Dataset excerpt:
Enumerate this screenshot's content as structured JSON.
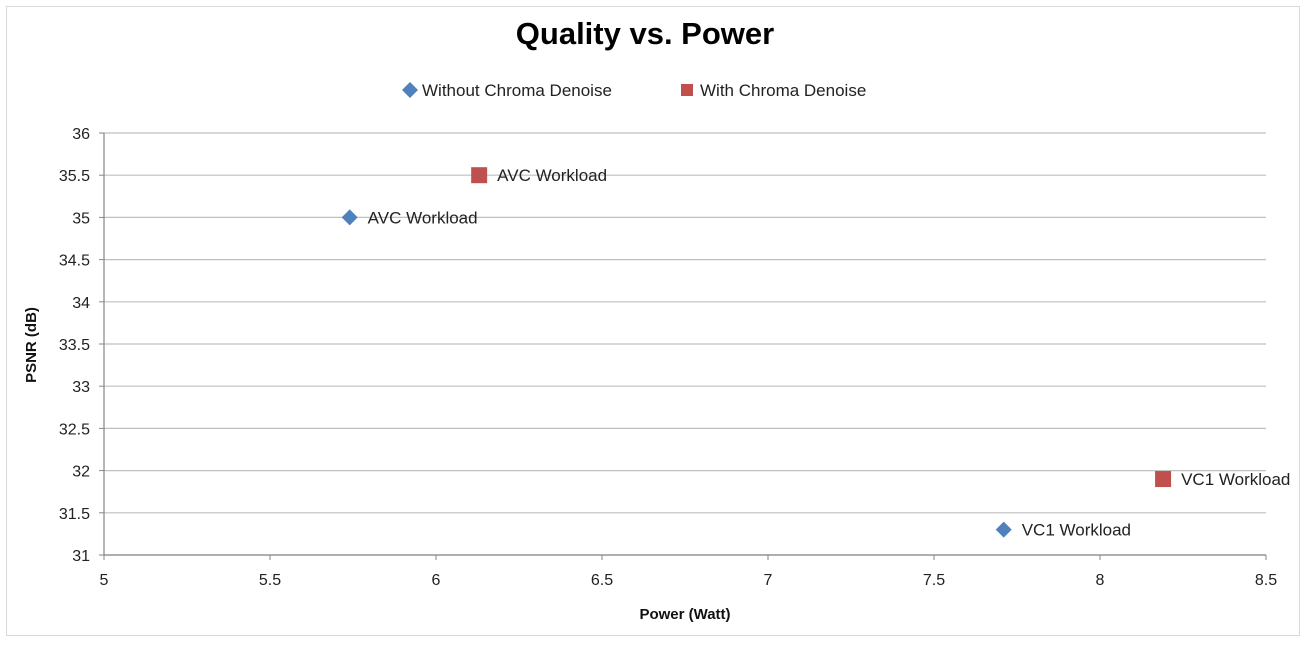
{
  "chart_data": {
    "type": "scatter",
    "title": "Quality vs. Power",
    "xlabel": "Power (Watt)",
    "ylabel": "PSNR (dB)",
    "xlim": [
      5,
      8.5
    ],
    "ylim": [
      31,
      36
    ],
    "x_ticks": [
      "5",
      "5.5",
      "6",
      "6.5",
      "7",
      "7.5",
      "8",
      "8.5"
    ],
    "y_ticks": [
      "31",
      "31.5",
      "32",
      "32.5",
      "33",
      "33.5",
      "34",
      "34.5",
      "35",
      "35.5",
      "36"
    ],
    "grid": "horizontal",
    "legend_position": "top",
    "series": [
      {
        "name": "Without Chroma Denoise",
        "marker": "diamond",
        "color": "#4f81bd",
        "points": [
          {
            "x": 5.74,
            "y": 35.0,
            "label": "AVC Workload"
          },
          {
            "x": 7.71,
            "y": 31.3,
            "label": "VC1 Workload"
          }
        ]
      },
      {
        "name": "With Chroma Denoise",
        "marker": "square",
        "color": "#c0504d",
        "points": [
          {
            "x": 6.13,
            "y": 35.5,
            "label": "AVC Workload"
          },
          {
            "x": 8.19,
            "y": 31.9,
            "label": "VC1 Workload"
          }
        ]
      }
    ]
  }
}
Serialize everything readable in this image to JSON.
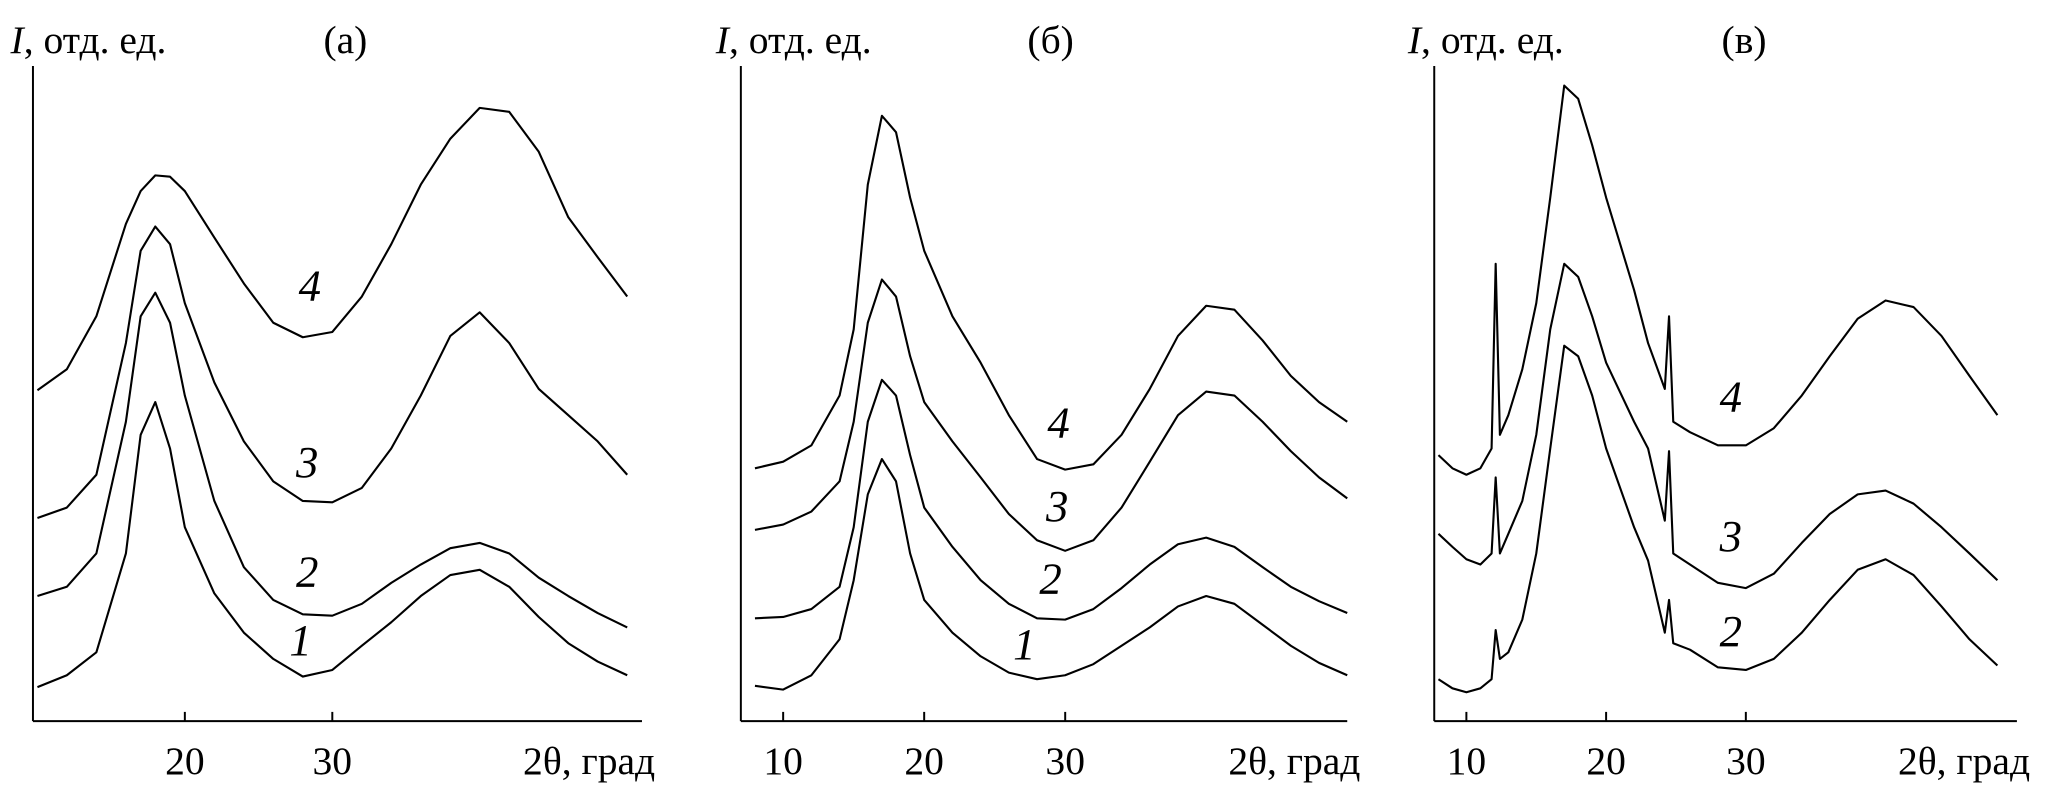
{
  "chart_data": [
    {
      "type": "line",
      "title": "(а)",
      "y_label_symbol": "I",
      "y_label": ", отд. ед.",
      "x_label": "2θ, град",
      "xlim": [
        9.7,
        51
      ],
      "ylim": [
        0,
        100
      ],
      "xticks": [
        20,
        30
      ],
      "x": [
        10,
        12,
        14,
        16,
        17,
        18,
        19,
        20,
        22,
        24,
        26,
        28,
        30,
        32,
        34,
        36,
        38,
        40,
        42,
        44,
        46,
        48,
        50
      ],
      "series": [
        {
          "name": "1",
          "color": "#000000",
          "values": [
            5.2,
            7.0,
            10.5,
            25.6,
            43.7,
            48.7,
            41.6,
            29.6,
            19.5,
            13.5,
            9.5,
            6.8,
            7.8,
            11.5,
            15.1,
            19.1,
            22.3,
            23.1,
            20.5,
            15.9,
            11.9,
            9.1,
            7.0
          ]
        },
        {
          "name": "2",
          "color": "#000000",
          "values": [
            19.1,
            20.5,
            25.6,
            45.7,
            61.8,
            65.4,
            60.8,
            49.7,
            33.6,
            23.5,
            18.5,
            16.3,
            16.1,
            17.9,
            21.1,
            23.9,
            26.4,
            27.2,
            25.6,
            21.9,
            19.1,
            16.5,
            14.3
          ]
        },
        {
          "name": "3",
          "color": "#000000",
          "values": [
            31.0,
            32.6,
            37.6,
            57.7,
            71.8,
            75.5,
            72.8,
            63.8,
            51.7,
            42.7,
            36.6,
            33.6,
            33.4,
            35.6,
            41.6,
            49.7,
            58.8,
            62.4,
            57.7,
            50.7,
            46.7,
            42.7,
            37.6
          ]
        },
        {
          "name": "4",
          "color": "#000000",
          "values": [
            50.5,
            53.7,
            61.8,
            75.9,
            80.9,
            83.3,
            83.1,
            80.9,
            73.8,
            66.8,
            60.8,
            58.6,
            59.4,
            64.8,
            72.8,
            81.9,
            88.9,
            93.6,
            93.0,
            86.9,
            76.9,
            70.8,
            64.8
          ]
        }
      ]
    },
    {
      "type": "line",
      "title": "(б)",
      "y_label_symbol": "I",
      "y_label": ", отд. ед.",
      "x_label": "2θ, град",
      "xlim": [
        7.0,
        50.0
      ],
      "ylim": [
        0,
        100
      ],
      "xticks": [
        10,
        20,
        30
      ],
      "x": [
        8,
        10,
        12,
        14,
        15,
        16,
        17,
        18,
        19,
        20,
        22,
        24,
        26,
        28,
        30,
        32,
        34,
        36,
        38,
        40,
        42,
        44,
        46,
        48,
        50
      ],
      "series": [
        {
          "name": "1",
          "color": "#000000",
          "values": [
            5.4,
            4.8,
            7.0,
            12.5,
            21.5,
            34.6,
            40.0,
            36.6,
            25.6,
            18.5,
            13.5,
            9.9,
            7.4,
            6.4,
            7.0,
            8.7,
            11.5,
            14.3,
            17.5,
            19.1,
            17.9,
            14.7,
            11.5,
            8.9,
            7.0
          ]
        },
        {
          "name": "2",
          "color": "#000000",
          "values": [
            15.7,
            15.9,
            17.1,
            20.5,
            29.6,
            45.7,
            52.1,
            49.7,
            40.6,
            32.6,
            26.6,
            21.5,
            17.9,
            15.7,
            15.5,
            17.1,
            20.3,
            23.9,
            27.0,
            28.0,
            26.6,
            23.5,
            20.5,
            18.3,
            16.5
          ]
        },
        {
          "name": "3",
          "color": "#000000",
          "values": [
            29.2,
            30.0,
            32.0,
            36.6,
            45.7,
            60.8,
            67.4,
            64.8,
            55.7,
            48.7,
            42.7,
            37.2,
            31.6,
            27.6,
            26.0,
            27.6,
            32.6,
            39.6,
            46.7,
            50.3,
            49.7,
            45.7,
            41.2,
            37.2,
            34.0
          ]
        },
        {
          "name": "4",
          "color": "#000000",
          "values": [
            38.6,
            39.6,
            42.1,
            49.7,
            59.8,
            81.9,
            92.4,
            89.9,
            79.9,
            71.8,
            61.8,
            54.7,
            46.7,
            40.0,
            38.4,
            39.2,
            43.7,
            50.7,
            58.8,
            63.4,
            62.8,
            58.1,
            52.7,
            48.7,
            45.7
          ]
        }
      ]
    },
    {
      "type": "line",
      "title": "(в)",
      "y_label_symbol": "I",
      "y_label": ", отд. ед.",
      "x_label": "2θ, град",
      "xlim": [
        7.7,
        49.4
      ],
      "ylim": [
        0,
        100
      ],
      "xticks": [
        10,
        20,
        30
      ],
      "x": [
        8,
        9,
        10,
        11,
        11.8,
        12.1,
        12.4,
        13,
        14,
        15,
        16,
        17,
        18,
        19,
        20,
        22,
        23,
        24.2,
        24.5,
        24.8,
        26,
        28,
        30,
        32,
        34,
        36,
        38,
        40,
        42,
        44,
        46,
        48
      ],
      "series": [
        {
          "name": "2",
          "color": "#000000",
          "values": [
            6.4,
            5.0,
            4.4,
            5.0,
            6.4,
            13.9,
            9.5,
            10.5,
            15.5,
            25.6,
            41.6,
            57.3,
            55.7,
            49.7,
            41.6,
            29.6,
            24.5,
            13.5,
            18.5,
            11.9,
            10.9,
            8.2,
            7.8,
            9.5,
            13.5,
            18.5,
            23.1,
            24.7,
            22.3,
            17.5,
            12.5,
            8.5
          ]
        },
        {
          "name": "3",
          "color": "#000000",
          "values": [
            28.6,
            26.6,
            24.7,
            23.9,
            25.6,
            37.2,
            25.6,
            28.6,
            33.6,
            43.7,
            59.8,
            69.8,
            67.8,
            61.8,
            54.7,
            45.7,
            41.6,
            30.6,
            41.2,
            25.6,
            23.9,
            21.1,
            20.3,
            22.5,
            27.2,
            31.6,
            34.6,
            35.2,
            33.2,
            29.6,
            25.6,
            21.5
          ]
        },
        {
          "name": "4",
          "color": "#000000",
          "values": [
            40.6,
            38.6,
            37.6,
            38.6,
            41.6,
            69.8,
            43.7,
            46.7,
            53.7,
            63.8,
            79.9,
            97.0,
            95.0,
            87.9,
            79.9,
            65.8,
            57.7,
            50.7,
            61.8,
            45.7,
            44.1,
            42.1,
            42.1,
            44.7,
            49.7,
            55.7,
            61.4,
            64.2,
            63.2,
            58.8,
            52.7,
            46.7
          ]
        }
      ]
    }
  ]
}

◆ AIM OF THE TASK
Transcribe the material exactly, and leave out whatever pictures it holds.

◆ CORRECT RESULT
Enumerate this screenshot's content as structured JSON.
{
  "chart_data": {
    "type": "scatter",
    "title": "Quality vs. Power",
    "xlabel": "Power (Watt)",
    "ylabel": "PSNR (dB)",
    "xlim": [
      5,
      8.5
    ],
    "ylim": [
      31,
      36
    ],
    "x_ticks": [
      "5",
      "5.5",
      "6",
      "6.5",
      "7",
      "7.5",
      "8",
      "8.5"
    ],
    "y_ticks": [
      "31",
      "31.5",
      "32",
      "32.5",
      "33",
      "33.5",
      "34",
      "34.5",
      "35",
      "35.5",
      "36"
    ],
    "grid": "horizontal",
    "legend_position": "top",
    "series": [
      {
        "name": "Without Chroma Denoise",
        "marker": "diamond",
        "color": "#4f81bd",
        "points": [
          {
            "x": 5.74,
            "y": 35.0,
            "label": "AVC Workload"
          },
          {
            "x": 7.71,
            "y": 31.3,
            "label": "VC1 Workload"
          }
        ]
      },
      {
        "name": "With Chroma Denoise",
        "marker": "square",
        "color": "#c0504d",
        "points": [
          {
            "x": 6.13,
            "y": 35.5,
            "label": "AVC Workload"
          },
          {
            "x": 8.19,
            "y": 31.9,
            "label": "VC1 Workload"
          }
        ]
      }
    ]
  }
}
Serialize everything readable in this image to JSON.
{
  "chart_data": [
    {
      "type": "line",
      "title": "(а)",
      "y_label_symbol": "I",
      "y_label": ", отд. ед.",
      "x_label": "2θ, град",
      "xlim": [
        9.7,
        51
      ],
      "ylim": [
        0,
        100
      ],
      "xticks": [
        20,
        30
      ],
      "x": [
        10,
        12,
        14,
        16,
        17,
        18,
        19,
        20,
        22,
        24,
        26,
        28,
        30,
        32,
        34,
        36,
        38,
        40,
        42,
        44,
        46,
        48,
        50
      ],
      "series": [
        {
          "name": "1",
          "color": "#000000",
          "values": [
            5.2,
            7.0,
            10.5,
            25.6,
            43.7,
            48.7,
            41.6,
            29.6,
            19.5,
            13.5,
            9.5,
            6.8,
            7.8,
            11.5,
            15.1,
            19.1,
            22.3,
            23.1,
            20.5,
            15.9,
            11.9,
            9.1,
            7.0
          ]
        },
        {
          "name": "2",
          "color": "#000000",
          "values": [
            19.1,
            20.5,
            25.6,
            45.7,
            61.8,
            65.4,
            60.8,
            49.7,
            33.6,
            23.5,
            18.5,
            16.3,
            16.1,
            17.9,
            21.1,
            23.9,
            26.4,
            27.2,
            25.6,
            21.9,
            19.1,
            16.5,
            14.3
          ]
        },
        {
          "name": "3",
          "color": "#000000",
          "values": [
            31.0,
            32.6,
            37.6,
            57.7,
            71.8,
            75.5,
            72.8,
            63.8,
            51.7,
            42.7,
            36.6,
            33.6,
            33.4,
            35.6,
            41.6,
            49.7,
            58.8,
            62.4,
            57.7,
            50.7,
            46.7,
            42.7,
            37.6
          ]
        },
        {
          "name": "4",
          "color": "#000000",
          "values": [
            50.5,
            53.7,
            61.8,
            75.9,
            80.9,
            83.3,
            83.1,
            80.9,
            73.8,
            66.8,
            60.8,
            58.6,
            59.4,
            64.8,
            72.8,
            81.9,
            88.9,
            93.6,
            93.0,
            86.9,
            76.9,
            70.8,
            64.8
          ]
        }
      ]
    },
    {
      "type": "line",
      "title": "(б)",
      "y_label_symbol": "I",
      "y_label": ", отд. ед.",
      "x_label": "2θ, град",
      "xlim": [
        7.0,
        50.0
      ],
      "ylim": [
        0,
        100
      ],
      "xticks": [
        10,
        20,
        30
      ],
      "x": [
        8,
        10,
        12,
        14,
        15,
        16,
        17,
        18,
        19,
        20,
        22,
        24,
        26,
        28,
        30,
        32,
        34,
        36,
        38,
        40,
        42,
        44,
        46,
        48,
        50
      ],
      "series": [
        {
          "name": "1",
          "color": "#000000",
          "values": [
            5.4,
            4.8,
            7.0,
            12.5,
            21.5,
            34.6,
            40.0,
            36.6,
            25.6,
            18.5,
            13.5,
            9.9,
            7.4,
            6.4,
            7.0,
            8.7,
            11.5,
            14.3,
            17.5,
            19.1,
            17.9,
            14.7,
            11.5,
            8.9,
            7.0
          ]
        },
        {
          "name": "2",
          "color": "#000000",
          "values": [
            15.7,
            15.9,
            17.1,
            20.5,
            29.6,
            45.7,
            52.1,
            49.7,
            40.6,
            32.6,
            26.6,
            21.5,
            17.9,
            15.7,
            15.5,
            17.1,
            20.3,
            23.9,
            27.0,
            28.0,
            26.6,
            23.5,
            20.5,
            18.3,
            16.5
          ]
        },
        {
          "name": "3",
          "color": "#000000",
          "values": [
            29.2,
            30.0,
            32.0,
            36.6,
            45.7,
            60.8,
            67.4,
            64.8,
            55.7,
            48.7,
            42.7,
            37.2,
            31.6,
            27.6,
            26.0,
            27.6,
            32.6,
            39.6,
            46.7,
            50.3,
            49.7,
            45.7,
            41.2,
            37.2,
            34.0
          ]
        },
        {
          "name": "4",
          "color": "#000000",
          "values": [
            38.6,
            39.6,
            42.1,
            49.7,
            59.8,
            81.9,
            92.4,
            89.9,
            79.9,
            71.8,
            61.8,
            54.7,
            46.7,
            40.0,
            38.4,
            39.2,
            43.7,
            50.7,
            58.8,
            63.4,
            62.8,
            58.1,
            52.7,
            48.7,
            45.7
          ]
        }
      ]
    },
    {
      "type": "line",
      "title": "(в)",
      "y_label_symbol": "I",
      "y_label": ", отд. ед.",
      "x_label": "2θ, град",
      "xlim": [
        7.7,
        49.4
      ],
      "ylim": [
        0,
        100
      ],
      "xticks": [
        10,
        20,
        30
      ],
      "x": [
        8,
        9,
        10,
        11,
        11.8,
        12.1,
        12.4,
        13,
        14,
        15,
        16,
        17,
        18,
        19,
        20,
        22,
        23,
        24.2,
        24.5,
        24.8,
        26,
        28,
        30,
        32,
        34,
        36,
        38,
        40,
        42,
        44,
        46,
        48
      ],
      "series": [
        {
          "name": "2",
          "color": "#000000",
          "values": [
            6.4,
            5.0,
            4.4,
            5.0,
            6.4,
            13.9,
            9.5,
            10.5,
            15.5,
            25.6,
            41.6,
            57.3,
            55.7,
            49.7,
            41.6,
            29.6,
            24.5,
            13.5,
            18.5,
            11.9,
            10.9,
            8.2,
            7.8,
            9.5,
            13.5,
            18.5,
            23.1,
            24.7,
            22.3,
            17.5,
            12.5,
            8.5
          ]
        },
        {
          "name": "3",
          "color": "#000000",
          "values": [
            28.6,
            26.6,
            24.7,
            23.9,
            25.6,
            37.2,
            25.6,
            28.6,
            33.6,
            43.7,
            59.8,
            69.8,
            67.8,
            61.8,
            54.7,
            45.7,
            41.6,
            30.6,
            41.2,
            25.6,
            23.9,
            21.1,
            20.3,
            22.5,
            27.2,
            31.6,
            34.6,
            35.2,
            33.2,
            29.6,
            25.6,
            21.5
          ]
        },
        {
          "name": "4",
          "color": "#000000",
          "values": [
            40.6,
            38.6,
            37.6,
            38.6,
            41.6,
            69.8,
            43.7,
            46.7,
            53.7,
            63.8,
            79.9,
            97.0,
            95.0,
            87.9,
            79.9,
            65.8,
            57.7,
            50.7,
            61.8,
            45.7,
            44.1,
            42.1,
            42.1,
            44.7,
            49.7,
            55.7,
            61.4,
            64.2,
            63.2,
            58.8,
            52.7,
            46.7
          ]
        }
      ]
    }
  ]
}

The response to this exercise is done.